Текст документа

+ + + + +

В суздальскую вотчину написано: "Крестьян, которые самовольно повенчались и были грубы против священника, отдать на покаяние в церковь и приказать говеть им в Филипов пост". У крестьянина Калашникова умерла от оспы малолетняя дочка, и отец при этом сказал: "Я рад, что Бог её прибрал, а то она нам связала руки". Суворов приказывает: "Калашникова, при собрании мира, отправить к священнику и оставить на три дня в церкви, чтобы священник наложил на него эпитемью… Старосту за несмотрение поставить в церковь на сутки, чтобы он молился на коленях и впредь крепко смотрел за нерадивыми о детях отцами". Двое крестьян были изобличены во лжи; Суворов приказывает справить с одного 5, с другого 10 к. и отдать на церковь.

В трёх имениях Суворова были барские дома, впрочем только по названию, а не в смысле комфорта, тем более роскоши. По величине, устройству и внутреннему снабжению лучше других был дом в Ундоле, но и это случилось отчасти против воли Суворова. Он назначил на постройку дома 200 руб., а когда Черкасов стал возражать, что такой малый домик "фамильной вашей особе неприличен", Суворов согласился на 400 руб. Вышел дом однако в 800 руб.

В Кончанске дом был старый, выстроенный Василием Ивановичем, в 10 небольших комнат. Были при господских домах кое–какие сады, но не важные; Суворов велел садить сады, исправлять огороды, заводить цветники. В Кончанском разведён в 1786 сад на десятине земли, и ныне существующий. Там же "замышлялись" оранжереи, но в подмосковном Рожествене они были действительно и поддерживались исправно.

Постоянной заботой Суворова были церкви. Значительная часть оброков шла на исправление старых и сооружение новых. Параллельно с заботами о церковных зданиях, утвари и вообще благолепии, отдавались распоряжения о помещениях для причта и его содержании; Суворов лишнего не давал, но в необходимом церковный причт обеспечивал.

Хозяйство при господских усадьбах было несложное, но где он жил продолжительное время, оно принимало другой вид и размеры, а в Рожествене было сравнительно очень полное, как в подмосковной средней руки быть надлежало. Из распоряжений его об усадебном хозяйстве видно, что дело это он понимает, ибо даёт подробное и обстоятельное наставление о разведении дворовой птицы, указывает как разводить скотину, как её кормить, как и когда сажать фруктовые деревья, какой землёй их засыпать, как сажать рыбу в пруды, сколько возить на огородные гряды навозу, и пр.

Какой же однако был конечный результат Суворовского хозяйства в имениях?

+ + + + +

Собранные данные
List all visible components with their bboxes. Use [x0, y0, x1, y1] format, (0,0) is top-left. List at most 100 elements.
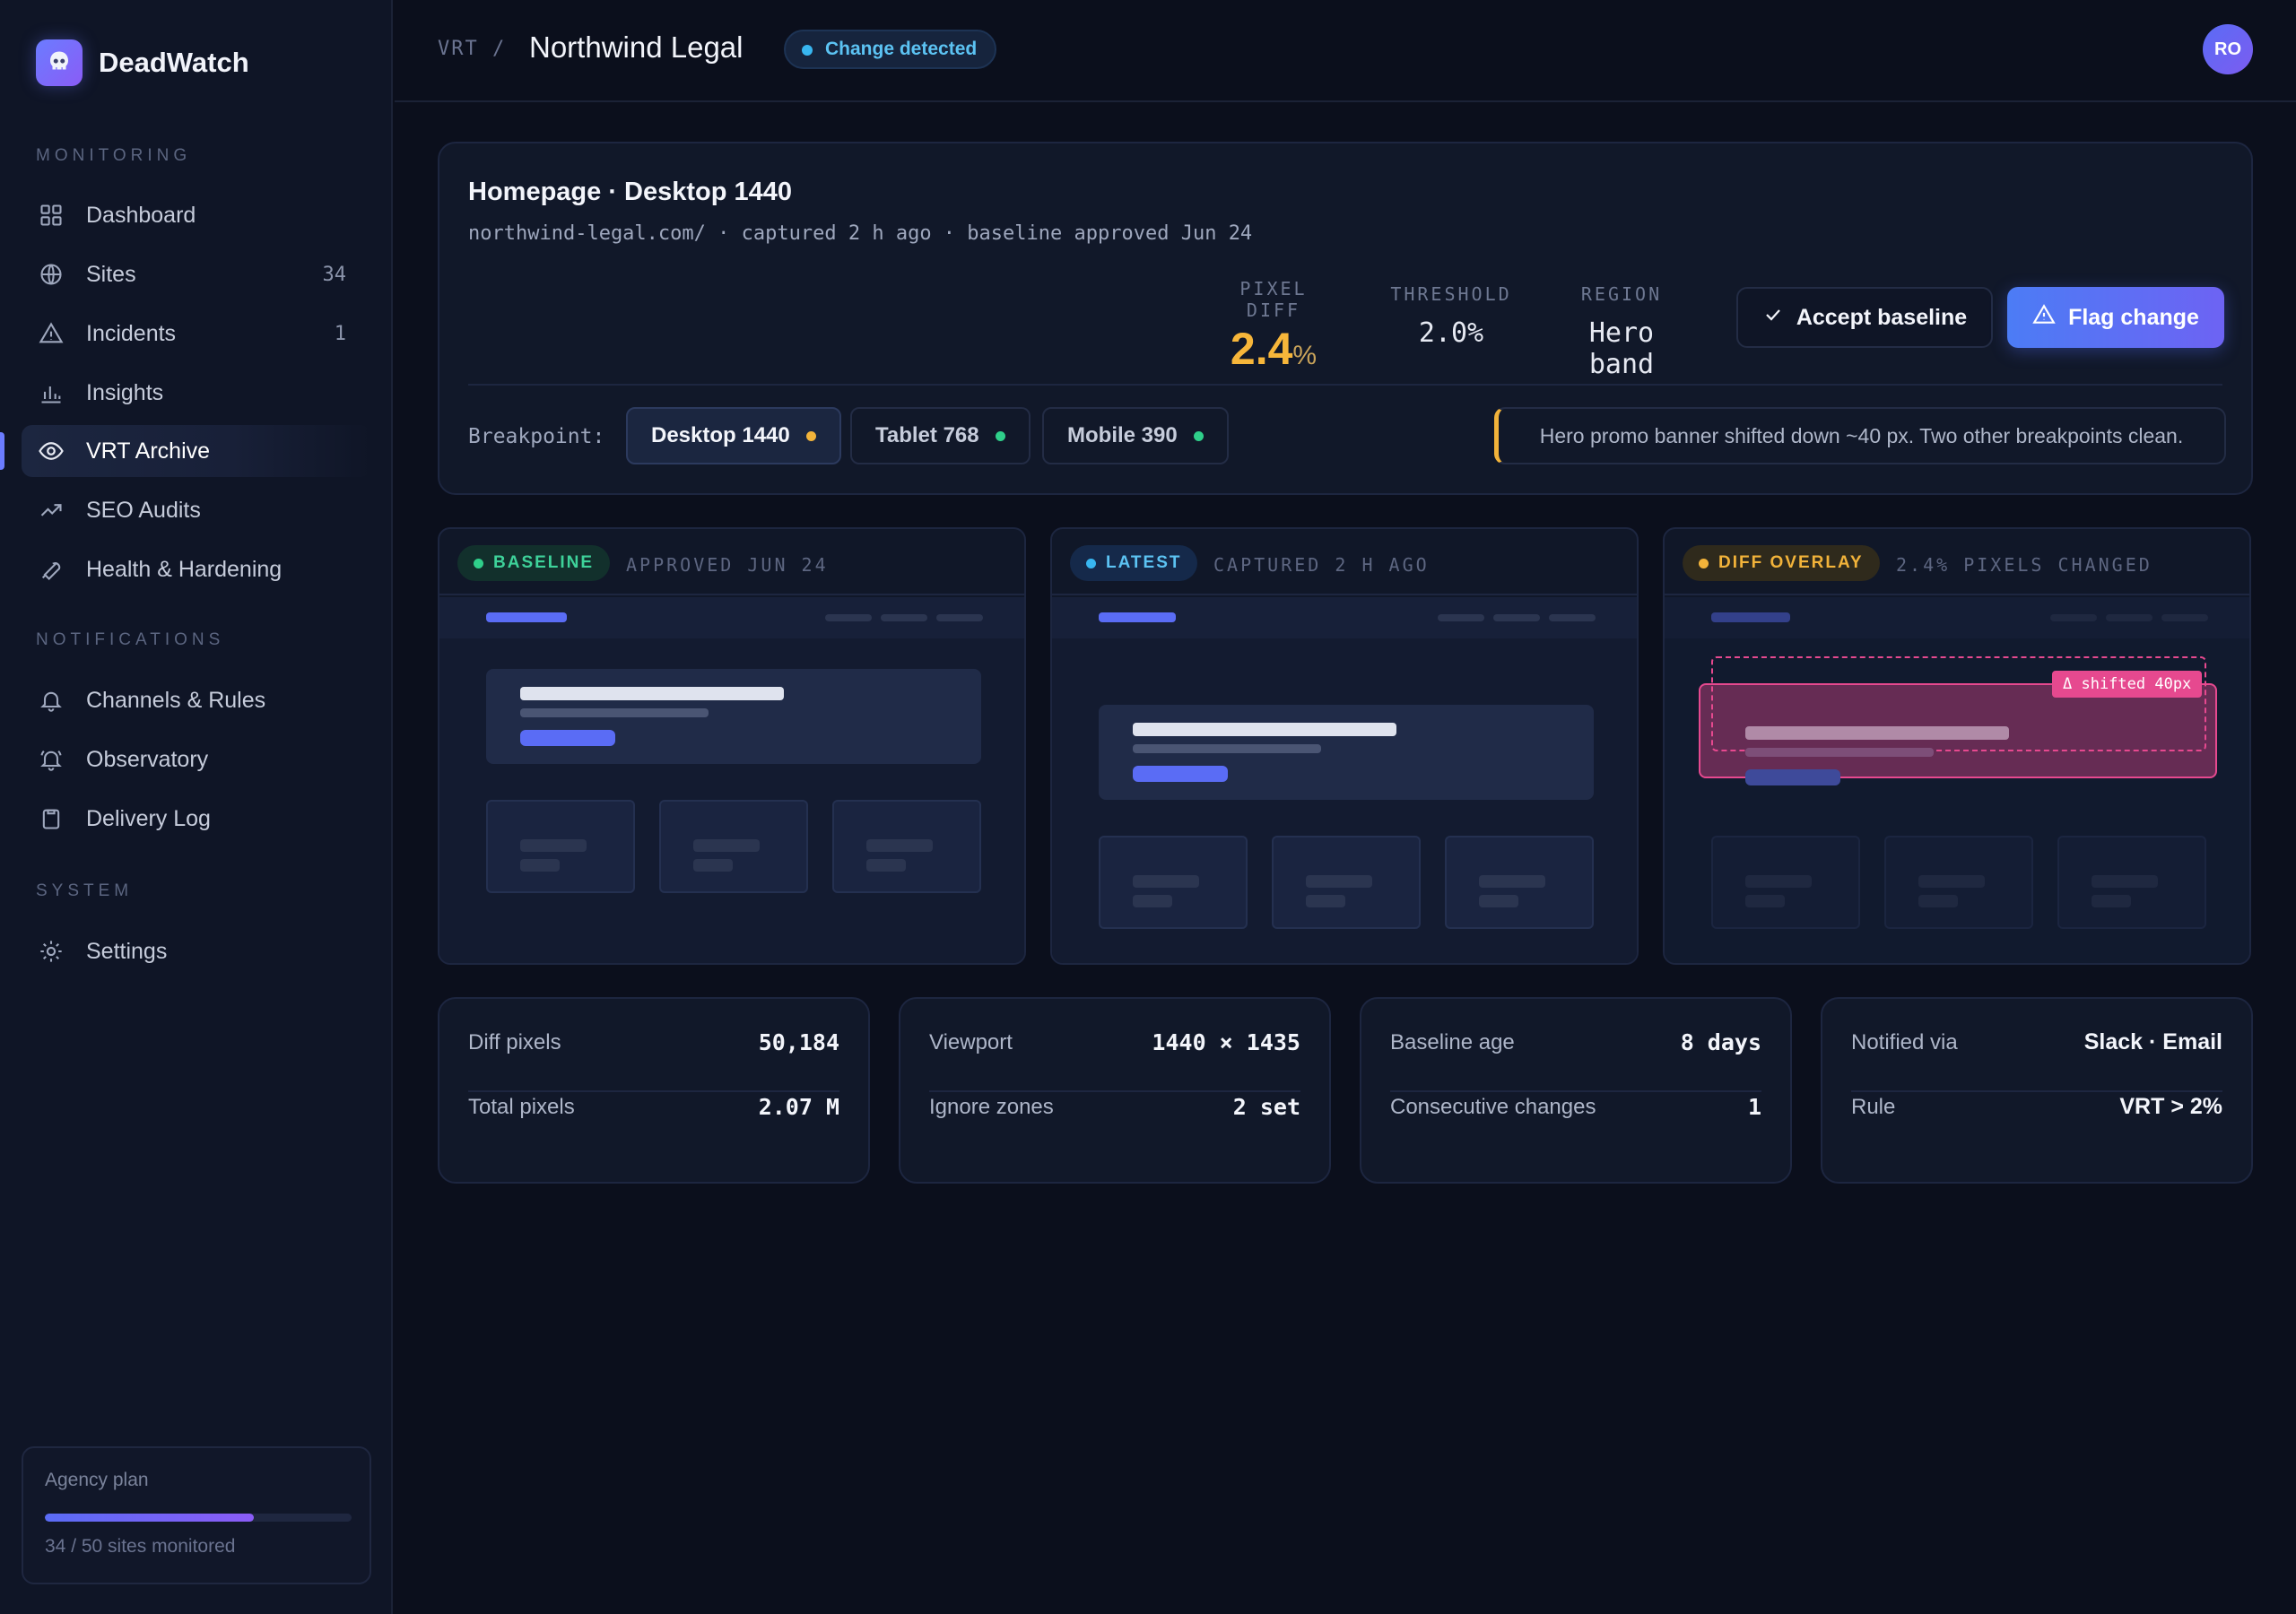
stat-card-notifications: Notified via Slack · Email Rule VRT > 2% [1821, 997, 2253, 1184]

+ + + + +

Задания к выполнению
[1] Переведите на английский язык предложение из текста о суворовских имениях: «В Кончанске дом был старый, выстроенный Василием Ивановичем, в 10 небольших комнат».
[2] Сколько рублей Суворов первоначально назначил на постройку дома в Ундоле согласно тексту о суворовских имениях?
[3] Верните из текста о суворовских имениях отрывок между словами "Хозяйство при господских" и "навозу, и пр." включительно.

Разобранные ответы
[1] In Konchanskoye the house was old, built by Vasily Ivanovich, and had 10 small rooms.

[2] 200 рублей.

[3]
Хозяйство при господских усадьбах было несложное, но где он жил продолжительное время, оно принимало другой вид и размеры, а в Рожествене было сравнительно очень полное, как в подмосковной средней руки быть надлежало. Из распоряжений его об усадебном хозяйстве видно, что дело это он понимает, ибо даёт подробное и обстоятельное наставление о разведении дворовой птицы, указывает как разводить скотину, как её кормить, как и когда сажать фруктовые деревья, какой землёй их засыпать, как сажать рыбу в пруды, сколько возить на огородные гряды навозу, и пр.